### [EXERCISE TASK]
Output every line exactly as written. Leave out pictures.
· · · · ·
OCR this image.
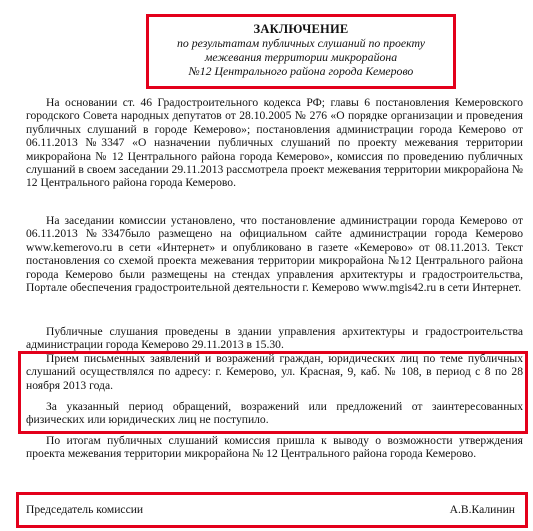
ЗАКЛЮЧЕНИЕ
по результатам публичных слушаний по проекту
межевания территории микрорайона
№12 Центрального района города Кемерово

На основании ст. 46 Градостроительного кодекса РФ; главы 6 постановления Кемеровского городского Совета народных депутатов от 28.10.2005 № 276 «О порядке организации и проведения публичных слушаний в городе Кемерово»; постановления администрации города Кемерово от 06.11.2013 №3347 «О назначении публичных слушаний по проекту межевания территории микрорайона № 12 Центрального района города Кемерово», комиссия по проведению публичных слушаний в своем заседании 29.11.2013 рассмотрела проект межевания территории микрорайона № 12 Центрального района города Кемерово.

На заседании комиссии установлено, что постановление администрации города Кемерово от 06.11.2013 №3347было размещено на официальном сайте администрации города Кемерово www.kemerovo.ru в сети «Интернет» и опубликовано в газете «Кемерово» от 08.11.2013. Текст постановления со схемой проекта межевания территории микрорайона №12 Центрального района города Кемерово были размещены на стендах управления архитектуры и градостроительства, Портале обеспечения градостроительной деятельности г. Кемерово www.mgis42.ru в сети Интернет.

Публичные слушания проведены в здании управления архитектуры и градостроительства администрации города Кемерово 29.11.2013 в 15.30.

Прием письменных заявлений и возражений граждан, юридических лиц по теме публичных слушаний осуществлялся по адресу: г. Кемерово, ул. Красная, 9, каб. № 108, в период с 8 по 28 ноября 2013 года.

За указанный период обращений, возражений или предложений от заинтересованных физических или юридических лиц не поступило.

По итогам публичных слушаний комиссия пришла к выводу о возможности утверждения проекта межевания территории микрорайона № 12 Центрального района города Кемерово.

Председатель комиссии	А.В.Калинин
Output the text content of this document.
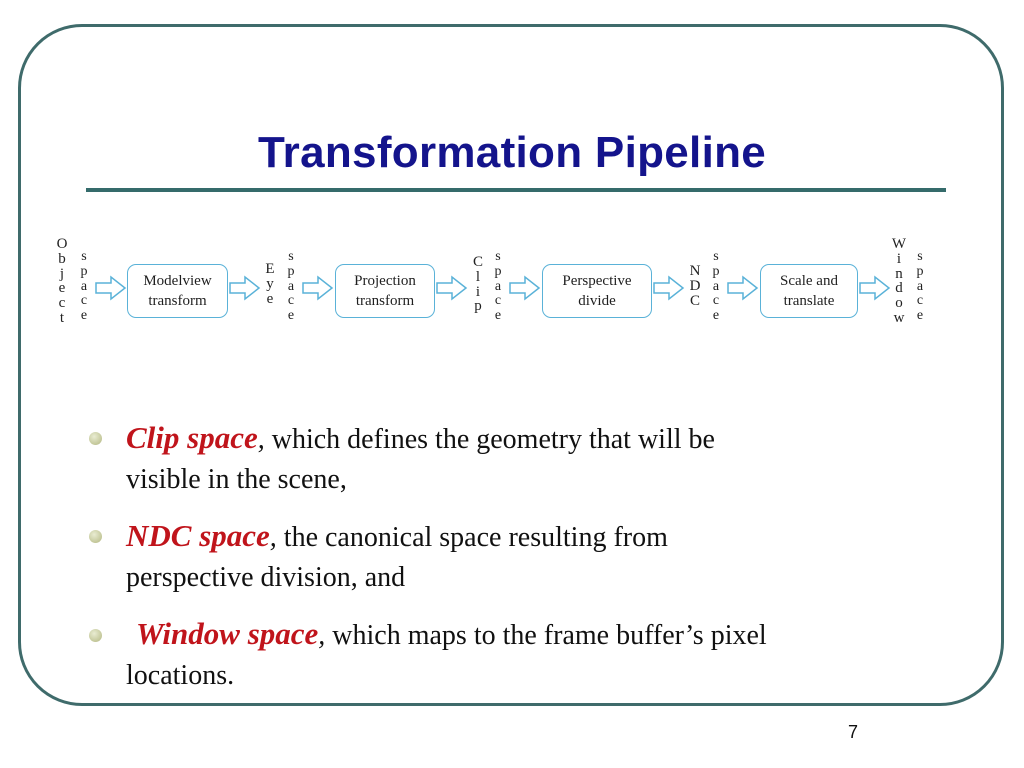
Transformation Pipeline
O
b
j
e
c
t
s
p
a
c
e
Modelview
transform
E
y
e
s
p
a
c
e
Projection
transform
C
l
i
p
s
p
a
c
e
Perspective
divide
N
D
C
s
p
a
c
e
Scale and
translate
W
i
n
d
o
w
s
p
a
c
e
Clip space, which defines the geometry that will be
visible in the scene,
NDC space, the canonical space resulting from
perspective division, and
Window space, which maps to the frame buffer’s pixel
locations.
7
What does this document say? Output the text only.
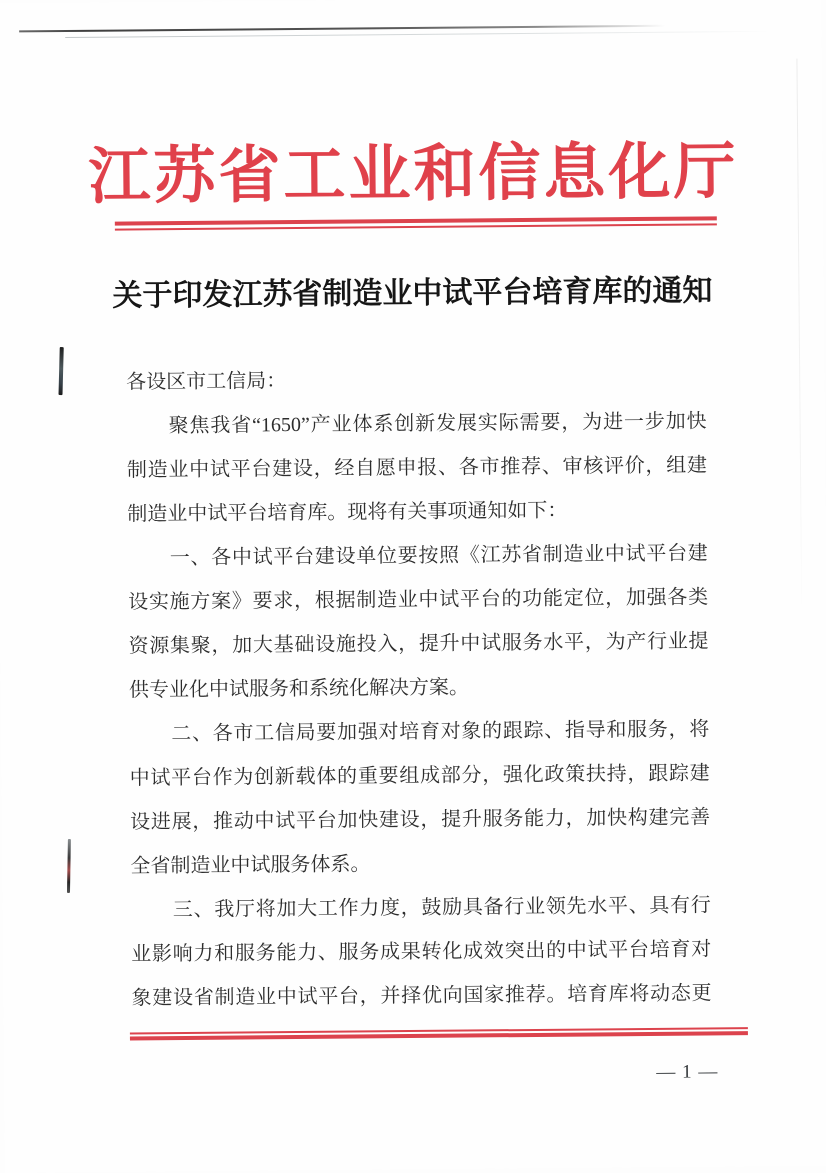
江苏省工业和信息化厅
关于印发江苏省制造业中试平台培育库的通知
各设区市工信局：
聚焦我省“1650”产业体系创新发展实际需要，为进一步加快
制造业中试平台建设，经自愿申报、各市推荐、审核评价，组建
制造业中试平台培育库。现将有关事项通知如下：
一、各中试平台建设单位要按照《江苏省制造业中试平台建
设实施方案》要求，根据制造业中试平台的功能定位，加强各类
资源集聚，加大基础设施投入，提升中试服务水平，为产行业提
供专业化中试服务和系统化解决方案。
二、各市工信局要加强对培育对象的跟踪、指导和服务，将
中试平台作为创新载体的重要组成部分，强化政策扶持，跟踪建
设进展，推动中试平台加快建设，提升服务能力，加快构建完善
全省制造业中试服务体系。
三、我厅将加大工作力度，鼓励具备行业领先水平、具有行
业影响力和服务能力、服务成果转化成效突出的中试平台培育对
象建设省制造业中试平台，并择优向国家推荐。培育库将动态更
— 1 —
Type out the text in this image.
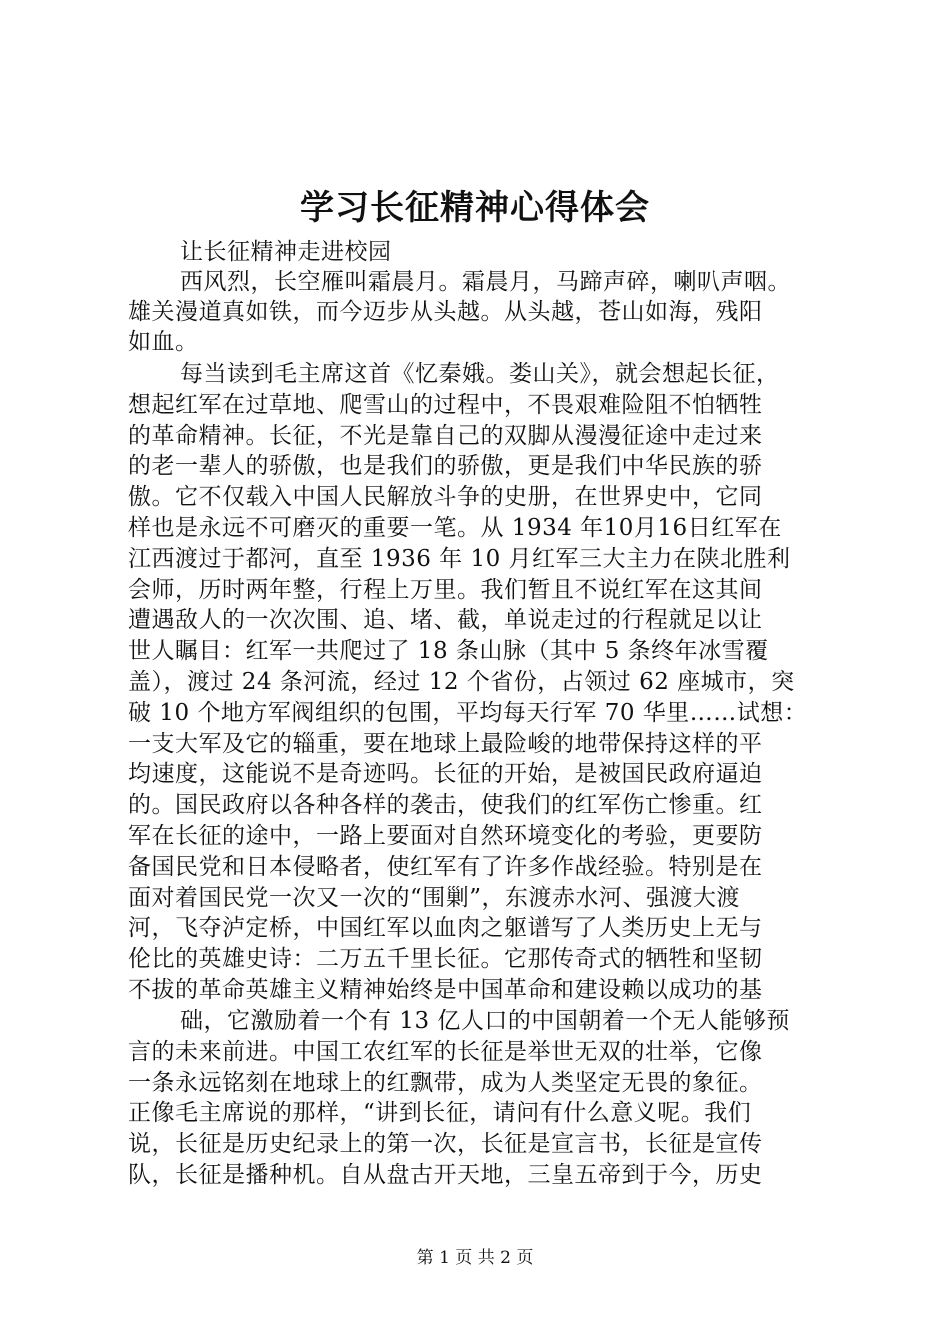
学习长征精神心得体会
让长征精神走进校园
西风烈，长空雁叫霜晨月。霜晨月，马蹄声碎，喇叭声咽。
雄关漫道真如铁，而今迈步从头越。从头越，苍山如海，残阳
如血。
每当读到毛主席这首《忆秦娥。娄山关》，就会想起长征，
想起红军在过草地、爬雪山的过程中，不畏艰难险阻不怕牺牲
的革命精神。长征，不光是靠自己的双脚从漫漫征途中走过来
的老一辈人的骄傲，也是我们的骄傲，更是我们中华民族的骄
傲。它不仅载入中国人民解放斗争的史册，在世界史中，它同
样也是永远不可磨灭的重要一笔。从 1934 年10月16日红军在
江西渡过于都河，直至 1936 年 10 月红军三大主力在陕北胜利
会师，历时两年整，行程上万里。我们暂且不说红军在这其间
遭遇敌人的一次次围、追、堵、截，单说走过的行程就足以让
世人瞩目：红军一共爬过了 18 条山脉（其中 5 条终年冰雪覆
盖），渡过 24 条河流，经过 12 个省份，占领过 62 座城市，突
破 10 个地方军阀组织的包围，平均每天行军 70 华里……试想：
一支大军及它的辎重，要在地球上最险峻的地带保持这样的平
均速度，这能说不是奇迹吗。长征的开始，是被国民政府逼迫
的。国民政府以各种各样的袭击，使我们的红军伤亡惨重。红
军在长征的途中，一路上要面对自然环境变化的考验，更要防
备国民党和日本侵略者，使红军有了许多作战经验。特别是在
面对着国民党一次又一次的“围剿”，东渡赤水河、强渡大渡
河，飞夺泸定桥，中国红军以血肉之躯谱写了人类历史上无与
伦比的英雄史诗：二万五千里长征。它那传奇式的牺牲和坚韧
不拔的革命英雄主义精神始终是中国革命和建设赖以成功的基
础，它激励着一个有 13 亿人口的中国朝着一个无人能够预
言的未来前进。中国工农红军的长征是举世无双的壮举，它像
一条永远铭刻在地球上的红飘带，成为人类坚定无畏的象征。
正像毛主席说的那样，“讲到长征，请问有什么意义呢。我们
说，长征是历史纪录上的第一次，长征是宣言书，长征是宣传
队，长征是播种机。自从盘古开天地，三皇五帝到于今，历史
第 1 页 共 2 页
· · · · ·
### [SOLUTION BELOW]
OCR this image.
ЗАКЛЮЧЕНИЕ
по результатам публичных слушаний по проекту
межевания территории микрорайона
№12 Центрального района города Кемерово

На основании ст. 46 Градостроительного кодекса РФ; главы 6 постановления Кемеровского городского Совета народных депутатов от 28.10.2005 № 276 «О порядке организации и проведения публичных слушаний в городе Кемерово»; постановления администрации города Кемерово от 06.11.2013 №3347 «О назначении публичных слушаний по проекту межевания территории микрорайона № 12 Центрального района города Кемерово», комиссия по проведению публичных слушаний в своем заседании 29.11.2013 рассмотрела проект межевания территории микрорайона № 12 Центрального района города Кемерово.

На заседании комиссии установлено, что постановление администрации города Кемерово от 06.11.2013 №3347было размещено на официальном сайте администрации города Кемерово www.kemerovo.ru в сети «Интернет» и опубликовано в газете «Кемерово» от 08.11.2013. Текст постановления со схемой проекта межевания территории микрорайона №12 Центрального района города Кемерово были размещены на стендах управления архитектуры и градостроительства, Портале обеспечения градостроительной деятельности г. Кемерово www.mgis42.ru в сети Интернет.

Публичные слушания проведены в здании управления архитектуры и градостроительства администрации города Кемерово 29.11.2013 в 15.30.

Прием письменных заявлений и возражений граждан, юридических лиц по теме публичных слушаний осуществлялся по адресу: г. Кемерово, ул. Красная, 9, каб. № 108, в период с 8 по 28 ноября 2013 года.

За указанный период обращений, возражений или предложений от заинтересованных физических или юридических лиц не поступило.

По итогам публичных слушаний комиссия пришла к выводу о возможности утверждения проекта межевания территории микрорайона № 12 Центрального района города Кемерово.

Председатель комиссии	А.В.Калинин
Output the text content of this document.
Transformation Pipeline
O
b
j
e
c
t
s
p
a
c
e
Modelview
transform
E
y
e
s
p
a
c
e
Projection
transform
C
l
i
p
s
p
a
c
e
Perspective
divide
N
D
C
s
p
a
c
e
Scale and
translate
W
i
n
d
o
w
s
p
a
c
e
Clip space, which defines the geometry that will be
visible in the scene,
NDC space, the canonical space resulting from
perspective division, and
Window space, which maps to the frame buffer’s pixel
locations.
7
What does this document say? Output the text only.
江苏省工业和信息化厅
关于印发江苏省制造业中试平台培育库的通知
各设区市工信局：
聚焦我省“1650”产业体系创新发展实际需要，为进一步加快
制造业中试平台建设，经自愿申报、各市推荐、审核评价，组建
制造业中试平台培育库。现将有关事项通知如下：
一、各中试平台建设单位要按照《江苏省制造业中试平台建
设实施方案》要求，根据制造业中试平台的功能定位，加强各类
资源集聚，加大基础设施投入，提升中试服务水平，为产行业提
供专业化中试服务和系统化解决方案。
二、各市工信局要加强对培育对象的跟踪、指导和服务，将
中试平台作为创新载体的重要组成部分，强化政策扶持，跟踪建
设进展，推动中试平台加快建设，提升服务能力，加快构建完善
全省制造业中试服务体系。
三、我厅将加大工作力度，鼓励具备行业领先水平、具有行
业影响力和服务能力、服务成果转化成效突出的中试平台培育对
象建设省制造业中试平台，并择优向国家推荐。培育库将动态更
— 1 —
Type out the text in this image.
学习长征精神心得体会
让长征精神走进校园
西风烈，长空雁叫霜晨月。霜晨月，马蹄声碎，喇叭声咽。
雄关漫道真如铁，而今迈步从头越。从头越，苍山如海，残阳
如血。
每当读到毛主席这首《忆秦娥。娄山关》，就会想起长征，
想起红军在过草地、爬雪山的过程中，不畏艰难险阻不怕牺牲
的革命精神。长征，不光是靠自己的双脚从漫漫征途中走过来
的老一辈人的骄傲，也是我们的骄傲，更是我们中华民族的骄
傲。它不仅载入中国人民解放斗争的史册，在世界史中，它同
样也是永远不可磨灭的重要一笔。从 1934 年10月16日红军在
江西渡过于都河，直至 1936 年 10 月红军三大主力在陕北胜利
会师，历时两年整，行程上万里。我们暂且不说红军在这其间
遭遇敌人的一次次围、追、堵、截，单说走过的行程就足以让
世人瞩目：红军一共爬过了 18 条山脉（其中 5 条终年冰雪覆
盖），渡过 24 条河流，经过 12 个省份，占领过 62 座城市，突
破 10 个地方军阀组织的包围，平均每天行军 70 华里……试想：
一支大军及它的辎重，要在地球上最险峻的地带保持这样的平
均速度，这能说不是奇迹吗。长征的开始，是被国民政府逼迫
的。国民政府以各种各样的袭击，使我们的红军伤亡惨重。红
军在长征的途中，一路上要面对自然环境变化的考验，更要防
备国民党和日本侵略者，使红军有了许多作战经验。特别是在
面对着国民党一次又一次的“围剿”，东渡赤水河、强渡大渡
河，飞夺泸定桥，中国红军以血肉之躯谱写了人类历史上无与
伦比的英雄史诗：二万五千里长征。它那传奇式的牺牲和坚韧
不拔的革命英雄主义精神始终是中国革命和建设赖以成功的基
础，它激励着一个有 13 亿人口的中国朝着一个无人能够预
言的未来前进。中国工农红军的长征是举世无双的壮举，它像
一条永远铭刻在地球上的红飘带，成为人类坚定无畏的象征。
正像毛主席说的那样，“讲到长征，请问有什么意义呢。我们
说，长征是历史纪录上的第一次，长征是宣言书，长征是宣传
队，长征是播种机。自从盘古开天地，三皇五帝到于今，历史
第 1 页 共 2 页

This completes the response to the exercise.